Stored data:
--- start ---

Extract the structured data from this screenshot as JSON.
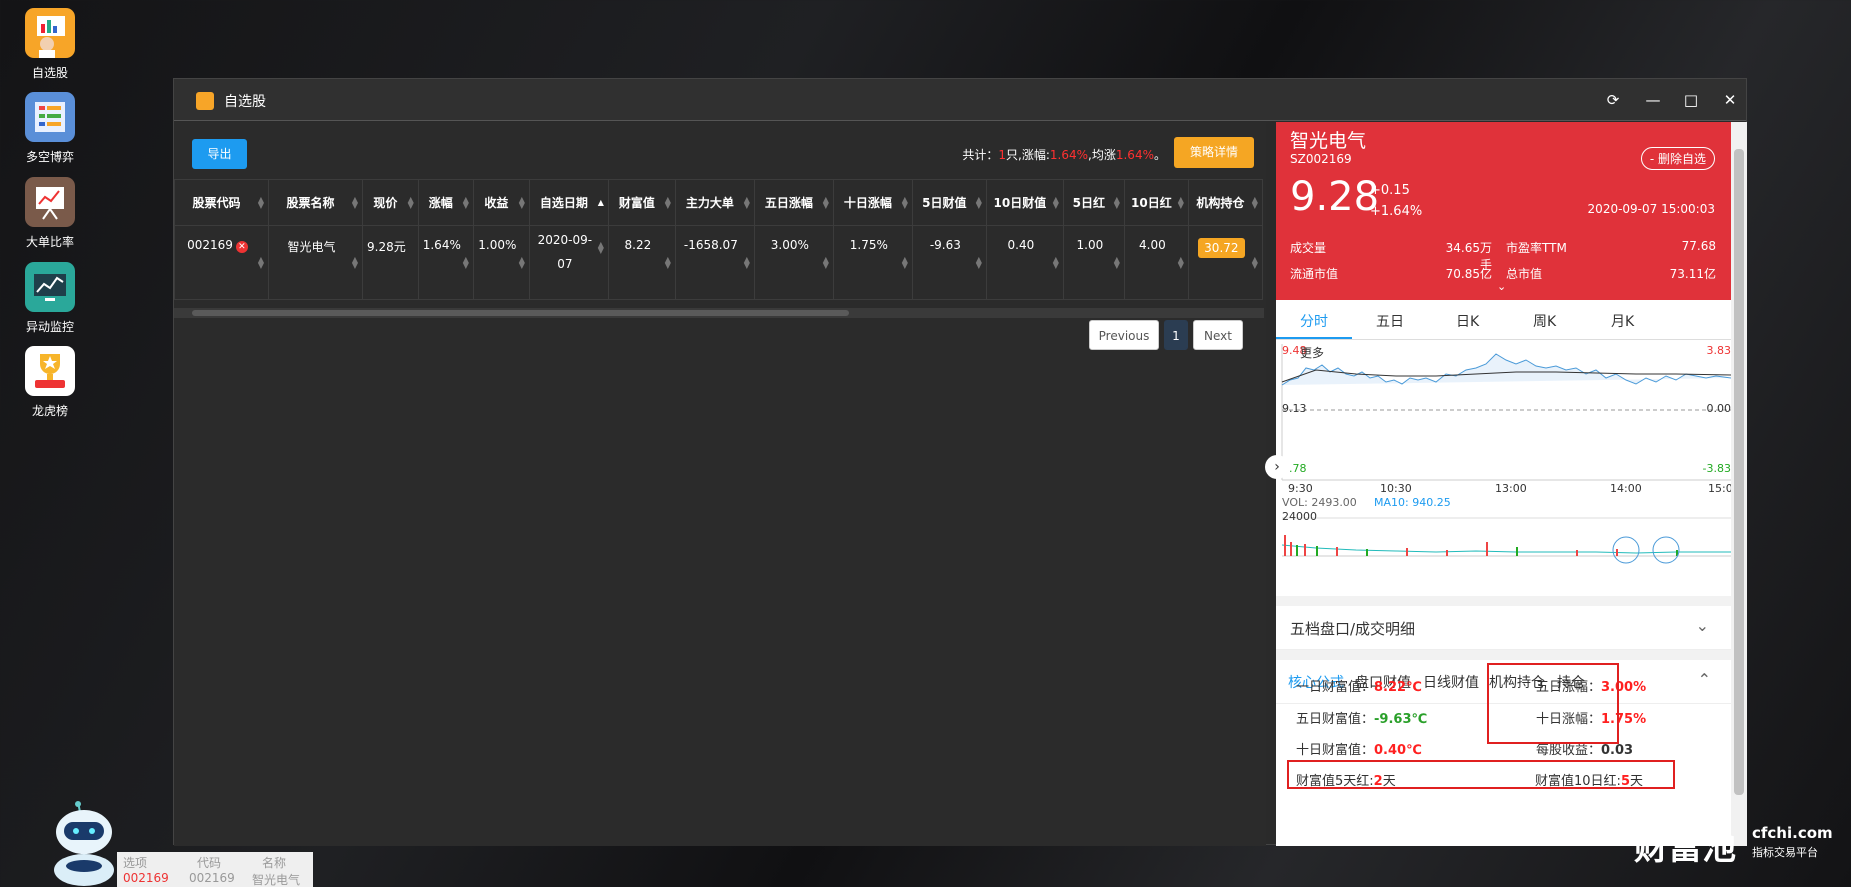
{
  "desktop": {
    "icons": [
      {
        "label": "自选股",
        "icon": "watchlist-icon",
        "color": "#f7a528"
      },
      {
        "label": "多空博弈",
        "icon": "long-short-icon",
        "color": "#5a8fd8"
      },
      {
        "label": "大单比率",
        "icon": "big-order-icon",
        "color": "#7a5a4a"
      },
      {
        "label": "异动监控",
        "icon": "monitor-icon",
        "color": "#2aa89a"
      },
      {
        "label": "龙虎榜",
        "icon": "trophy-icon",
        "color": "#ffffff"
      }
    ]
  },
  "window": {
    "title": "自选股",
    "controls": {
      "refresh": "⟳",
      "minimize": "—",
      "maximize": "□",
      "close": "✕"
    }
  },
  "toolbar": {
    "export_label": "导出",
    "summary": {
      "prefix": "共计：",
      "count": "1",
      "mid1": "只,涨幅:",
      "rise": "1.64%",
      "mid2": ",均涨",
      "avg": "1.64%",
      "suffix": "。"
    },
    "strategy_label": "策略详情"
  },
  "table": {
    "headers": [
      "股票代码",
      "股票名称",
      "现价",
      "涨幅",
      "收益",
      "自选日期",
      "财富值",
      "主力大单",
      "五日涨幅",
      "十日涨幅",
      "5日财值",
      "10日财值",
      "5日红",
      "10日红",
      "机构持仓"
    ],
    "rows": [
      {
        "code": "002169",
        "name": "智光电气",
        "price": "9.28元",
        "change": "1.64%",
        "profit": "1.00%",
        "date_line1": "2020-09-",
        "date_line2": "07",
        "wealth": "8.22",
        "main_big": "-1658.07",
        "five_day_rise": "3.00%",
        "ten_day_rise": "1.75%",
        "five_day_wealth": "-9.63",
        "ten_day_wealth": "0.40",
        "five_day_red": "1.00",
        "ten_day_red": "4.00",
        "institution": "30.72"
      }
    ]
  },
  "pagination": {
    "previous": "Previous",
    "page": "1",
    "next": "Next"
  },
  "quote": {
    "name": "智光电气",
    "code": "SZ002169",
    "remove_label": "- 删除自选",
    "price": "9.28",
    "change": "+0.15",
    "change_pct": "+1.64%",
    "datetime": "2020-09-07 15:00:03",
    "stats": [
      {
        "label": "成交量",
        "value": "34.65万手"
      },
      {
        "label": "市盈率TTM",
        "value": "77.68"
      },
      {
        "label": "流通市值",
        "value": "70.85亿"
      },
      {
        "label": "总市值",
        "value": "73.11亿"
      }
    ]
  },
  "chart_tabs": [
    "分时",
    "五日",
    "日K",
    "周K",
    "月K"
  ],
  "intraday": {
    "more_label": "更多",
    "y_left": [
      "9.48",
      "9.13",
      "8.78"
    ],
    "y_right": [
      "3.83",
      "0.00",
      "-3.83"
    ],
    "x_ticks": [
      "9:30",
      "10:30",
      "13:00",
      "14:00",
      "15:0"
    ],
    "vol_label": "VOL: 2493.00",
    "ma_label": "MA10: 940.25",
    "vol_max": "24000"
  },
  "order_book_label": "五档盘口/成交明细",
  "core_tabs": [
    "核心公式",
    "盘口财值",
    "日线财值",
    "机构持仓",
    "持仓"
  ],
  "indicators": {
    "one_day_wealth": {
      "label": "一日财富值：",
      "value": "8.22℃"
    },
    "five_day_rise": {
      "label": "五日涨幅：",
      "value": "3.00%"
    },
    "five_day_wealth": {
      "label": "五日财富值：",
      "value": "-9.63℃"
    },
    "ten_day_rise": {
      "label": "十日涨幅：",
      "value": "1.75%"
    },
    "ten_day_wealth": {
      "label": "十日财富值：",
      "value": "0.40℃"
    },
    "eps": {
      "label": "每股收益：",
      "value": "0.03"
    },
    "red5": {
      "label": "财富值5天红:",
      "value": "2",
      "unit": "天"
    },
    "red10": {
      "label": "财富值10日红:",
      "value": "5",
      "unit": "天"
    }
  },
  "mini_table": {
    "headers": [
      "选项",
      "代码",
      "名称"
    ],
    "row": [
      "002169",
      "002169",
      "智光电气"
    ]
  },
  "brand": {
    "name": "财富池",
    "site": "cfchi.com",
    "tagline": "指标交易平台"
  }
}
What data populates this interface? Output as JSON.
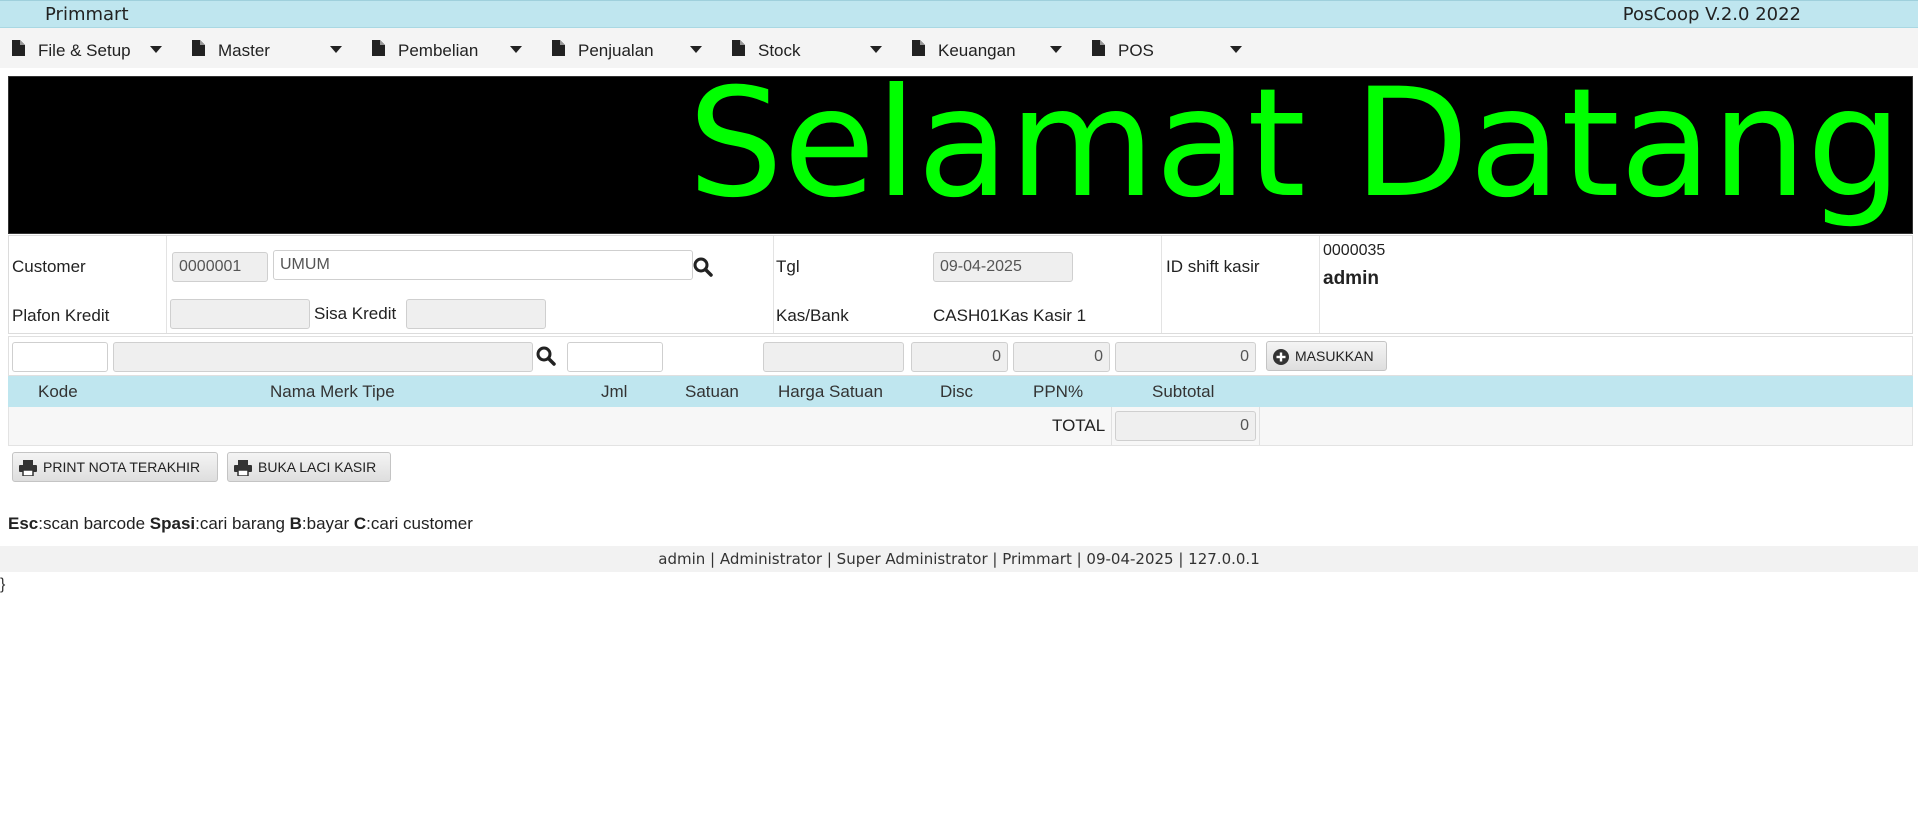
{
  "header": {
    "app_name": "Primmart",
    "version": "PosCoop V.2.0 2022"
  },
  "menu": [
    {
      "label": "File & Setup"
    },
    {
      "label": "Master"
    },
    {
      "label": "Pembelian"
    },
    {
      "label": "Penjualan"
    },
    {
      "label": "Stock"
    },
    {
      "label": "Keuangan"
    },
    {
      "label": "POS"
    }
  ],
  "banner": {
    "text": "Selamat Datang",
    "color": "#00ff00"
  },
  "form": {
    "customer_label": "Customer",
    "customer_code": "0000001",
    "customer_name": "UMUM",
    "tgl_label": "Tgl",
    "tgl_value": "09-04-2025",
    "shift_label": "ID shift kasir",
    "shift_id": "0000035",
    "shift_user": "admin",
    "plafon_label": "Plafon Kredit",
    "plafon_value": "",
    "sisa_label": "Sisa Kredit",
    "sisa_value": "",
    "kas_label": "Kas/Bank",
    "kas_value": "CASH01Kas Kasir 1"
  },
  "entry": {
    "kode": "",
    "nama": "",
    "jml": "",
    "harga": "",
    "disc": "0",
    "ppn": "0",
    "subtotal": "0",
    "add_button": "MASUKKAN"
  },
  "table": {
    "columns": [
      "Kode",
      "Nama Merk Tipe",
      "Jml",
      "Satuan",
      "Harga Satuan",
      "Disc",
      "PPN%",
      "Subtotal"
    ],
    "total_label": "TOTAL",
    "total_value": "0"
  },
  "actions": {
    "print_last": "PRINT NOTA TERAKHIR",
    "open_drawer": "BUKA LACI KASIR"
  },
  "shortcuts": [
    {
      "key": "Esc",
      "desc": ":scan barcode "
    },
    {
      "key": "Spasi",
      "desc": ":cari barang "
    },
    {
      "key": "B",
      "desc": ":bayar "
    },
    {
      "key": "C",
      "desc": ":cari customer"
    }
  ],
  "footer": {
    "text": "admin | Administrator | Super Administrator | Primmart | 09-04-2025 | 127.0.0.1"
  },
  "trailing_text": "}"
}
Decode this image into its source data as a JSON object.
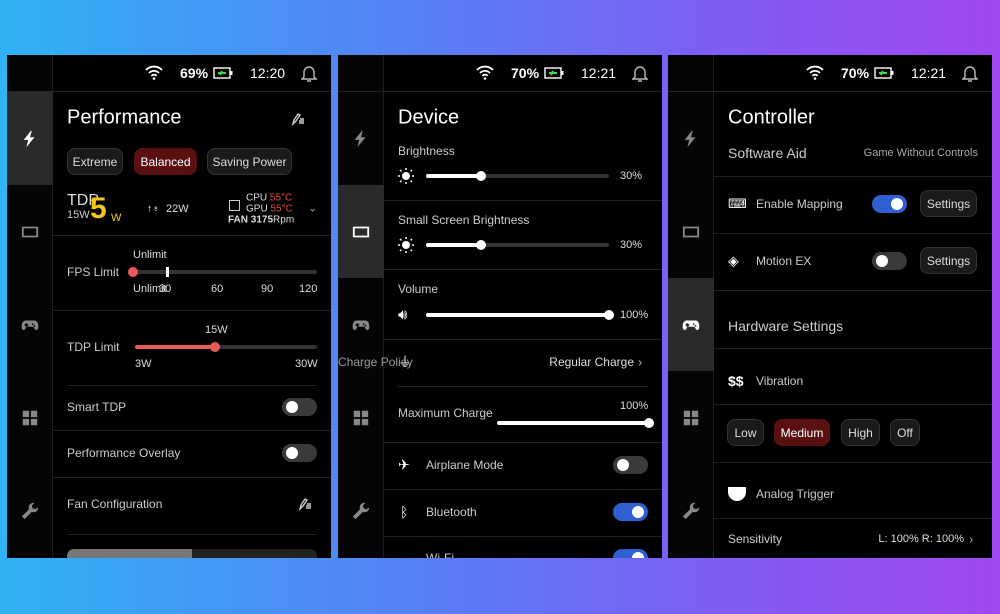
{
  "colors": {
    "accent_red": "#e85a5a",
    "selected_bg": "#5a1010",
    "toggle_on": "#2f5fd0",
    "temp": "#e05040",
    "tdp_yellow": "#f5c518"
  },
  "sidebar_icons": [
    "lightning-icon",
    "screen-icon",
    "gamepad-icon",
    "grid-icon",
    "wrench-icon"
  ],
  "panels": [
    {
      "status": {
        "battery": "69%",
        "time": "12:20"
      },
      "active_tab": 0,
      "title": "Performance",
      "modes": [
        "Extreme",
        "Balanced",
        "Saving Power"
      ],
      "selected_mode": "Balanced",
      "tdp": {
        "label": "TDP",
        "base": "15W",
        "value": "5",
        "unit": "W",
        "power": "22W",
        "cpu_label": "CPU",
        "cpu_temp": "55°C",
        "gpu_label": "GPU",
        "gpu_temp": "55°C",
        "fan_label": "FAN",
        "fan_value": "3175",
        "fan_unit": "Rpm"
      },
      "fps": {
        "label": "FPS Limit",
        "current": "Unlimit",
        "ticks": [
          "Unlimit",
          "30",
          "60",
          "90",
          "120"
        ]
      },
      "tdp_limit": {
        "label": "TDP Limit",
        "current": "15W",
        "min": "3W",
        "max": "30W",
        "percent": 44
      },
      "smart_tdp": {
        "label": "Smart TDP",
        "on": false
      },
      "overlay": {
        "label": "Performance Overlay",
        "on": false
      },
      "fan": {
        "label": "Fan Configuration"
      }
    },
    {
      "status": {
        "battery": "70%",
        "time": "12:21"
      },
      "active_tab": 1,
      "title": "Device",
      "brightness": {
        "label": "Brightness",
        "value": "30%",
        "percent": 30
      },
      "small_brightness": {
        "label": "Small Screen Brightness",
        "value": "30%",
        "percent": 30
      },
      "volume": {
        "label": "Volume",
        "value": "100%",
        "percent": 100
      },
      "charge_policy": {
        "label": "Charge Policy",
        "value": "Regular Charge"
      },
      "max_charge": {
        "label": "Maximum Charge",
        "value": "100%",
        "percent": 100
      },
      "airplane": {
        "label": "Airplane Mode",
        "on": false
      },
      "bluetooth": {
        "label": "Bluetooth",
        "on": true
      },
      "wifi": {
        "label": "Wi-Fi",
        "on": true
      }
    },
    {
      "status": {
        "battery": "70%",
        "time": "12:21"
      },
      "active_tab": 2,
      "title": "Controller",
      "software_aid": {
        "label": "Software Aid",
        "value": "Game Without Controls"
      },
      "mapping": {
        "label": "Enable Mapping",
        "on": true,
        "button": "Settings"
      },
      "motion": {
        "label": "Motion EX",
        "on": false,
        "button": "Settings"
      },
      "hardware": "Hardware Settings",
      "vibration": {
        "label": "Vibration",
        "options": [
          "Low",
          "Medium",
          "High",
          "Off"
        ],
        "selected": "Medium"
      },
      "analog": {
        "label": "Analog Trigger"
      },
      "sensitivity": {
        "label": "Sensitivity",
        "value": "L: 100% R: 100%"
      }
    }
  ]
}
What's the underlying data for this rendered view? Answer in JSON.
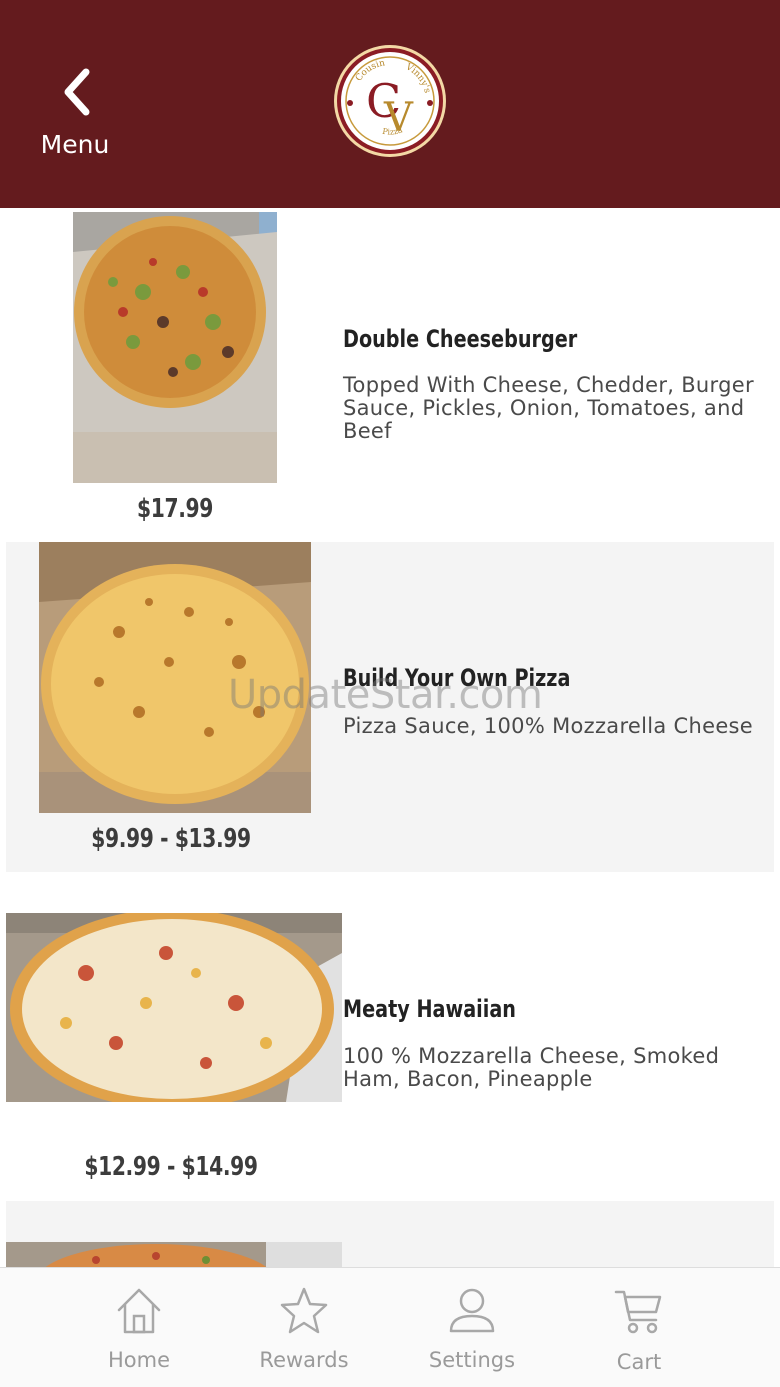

--- end ---

== GOAL ==
Track down every line with the word "Primmart" and copy it.

== THE ANSWER ==
    "app_name": "Primmart",
    "text": "admin | Administrator | Super Administrator | Primmart | 09-04-2025 | 127.0.0.1"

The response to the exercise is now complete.